> [Task to complete]
Each line of the material below that holds the word "timestamp" needs to be copied.

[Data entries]
— start —

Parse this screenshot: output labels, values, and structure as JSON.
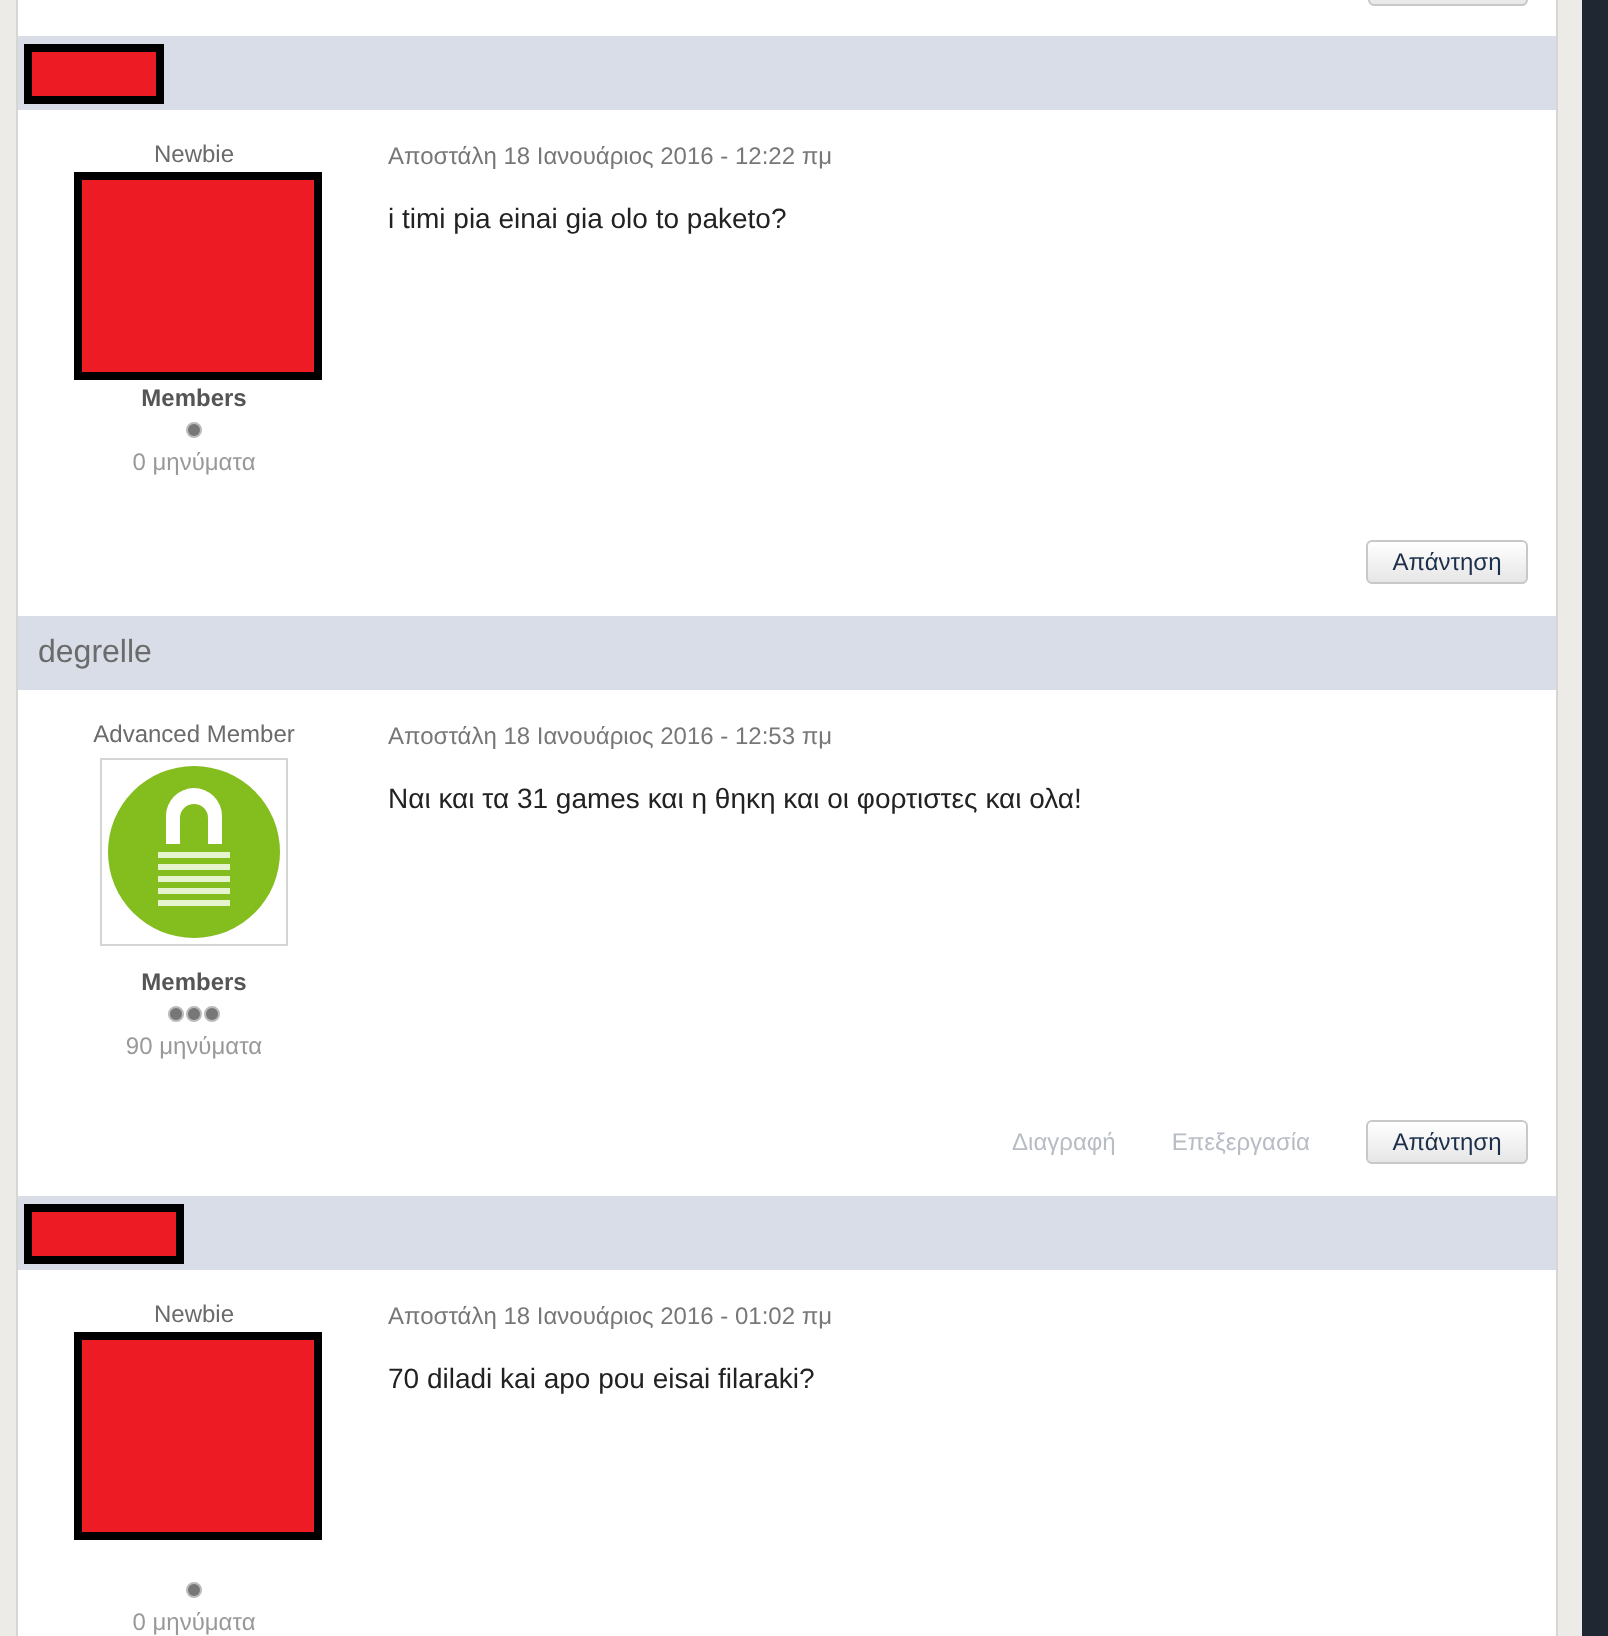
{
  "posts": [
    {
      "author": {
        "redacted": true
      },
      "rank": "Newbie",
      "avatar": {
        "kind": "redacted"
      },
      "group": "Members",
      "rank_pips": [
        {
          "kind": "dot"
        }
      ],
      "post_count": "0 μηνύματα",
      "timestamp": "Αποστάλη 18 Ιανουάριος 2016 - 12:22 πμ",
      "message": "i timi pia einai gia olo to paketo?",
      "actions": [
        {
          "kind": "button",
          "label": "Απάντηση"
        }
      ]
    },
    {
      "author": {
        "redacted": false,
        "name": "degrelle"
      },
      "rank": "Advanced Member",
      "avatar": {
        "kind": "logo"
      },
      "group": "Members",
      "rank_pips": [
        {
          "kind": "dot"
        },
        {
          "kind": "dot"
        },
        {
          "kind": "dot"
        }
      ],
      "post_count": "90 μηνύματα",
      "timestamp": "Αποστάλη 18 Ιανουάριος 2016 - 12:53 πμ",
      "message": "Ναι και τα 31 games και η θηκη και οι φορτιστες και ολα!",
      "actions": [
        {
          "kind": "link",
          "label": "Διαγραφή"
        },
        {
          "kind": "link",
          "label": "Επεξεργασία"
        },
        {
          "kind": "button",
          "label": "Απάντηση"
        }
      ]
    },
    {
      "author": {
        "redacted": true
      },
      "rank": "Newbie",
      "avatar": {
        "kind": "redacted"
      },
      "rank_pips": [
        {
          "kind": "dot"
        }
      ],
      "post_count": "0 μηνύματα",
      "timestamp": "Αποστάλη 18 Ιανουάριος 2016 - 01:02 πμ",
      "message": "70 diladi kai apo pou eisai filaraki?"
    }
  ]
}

— end —

> [Final result]
      "timestamp": "Αποστάλη 18 Ιανουάριος 2016 - 12:22 πμ",
      "timestamp": "Αποστάλη 18 Ιανουάριος 2016 - 12:53 πμ",
      "timestamp": "Αποστάλη 18 Ιανουάριος 2016 - 01:02 πμ",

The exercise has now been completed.